╭─ Dataset records

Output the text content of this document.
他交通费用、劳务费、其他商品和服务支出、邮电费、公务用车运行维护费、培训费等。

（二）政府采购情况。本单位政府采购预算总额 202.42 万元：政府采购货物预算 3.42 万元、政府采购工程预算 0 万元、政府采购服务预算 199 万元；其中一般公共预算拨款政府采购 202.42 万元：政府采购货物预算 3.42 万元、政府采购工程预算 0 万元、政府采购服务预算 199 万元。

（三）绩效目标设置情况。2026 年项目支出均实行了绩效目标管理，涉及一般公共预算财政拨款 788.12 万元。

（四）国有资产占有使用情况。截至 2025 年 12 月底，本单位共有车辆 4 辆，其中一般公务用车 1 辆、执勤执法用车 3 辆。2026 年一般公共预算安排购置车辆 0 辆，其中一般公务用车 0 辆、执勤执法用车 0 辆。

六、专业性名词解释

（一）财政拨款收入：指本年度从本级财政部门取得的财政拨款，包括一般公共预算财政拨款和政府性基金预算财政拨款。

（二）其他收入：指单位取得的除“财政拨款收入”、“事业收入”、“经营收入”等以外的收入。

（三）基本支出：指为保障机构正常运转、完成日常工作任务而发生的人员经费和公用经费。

╰─

Using the entries above, please restate each one word for word.

■ **Exercise output**
Output the text content of this document.
他交通费用、劳务费、其他商品和服务支出、邮电费、公务用车运行维护费、培训费等。

（二）政府采购情况。本单位政府采购预算总额 202.42 万元：政府采购货物预算 3.42 万元、政府采购工程预算 0 万元、政府采购服务预算 199 万元；其中一般公共预算拨款政府采购 202.42 万元：政府采购货物预算 3.42 万元、政府采购工程预算 0 万元、政府采购服务预算 199 万元。

（三）绩效目标设置情况。2026 年项目支出均实行了绩效目标管理，涉及一般公共预算财政拨款 788.12 万元。

（四）国有资产占有使用情况。截至 2025 年 12 月底，本单位共有车辆 4 辆，其中一般公务用车 1 辆、执勤执法用车 3 辆。2026 年一般公共预算安排购置车辆 0 辆，其中一般公务用车 0 辆、执勤执法用车 0 辆。

六、专业性名词解释

（一）财政拨款收入：指本年度从本级财政部门取得的财政拨款，包括一般公共预算财政拨款和政府性基金预算财政拨款。

（二）其他收入：指单位取得的除“财政拨款收入”、“事业收入”、“经营收入”等以外的收入。

（三）基本支出：指为保障机构正常运转、完成日常工作任务而发生的人员经费和公用经费。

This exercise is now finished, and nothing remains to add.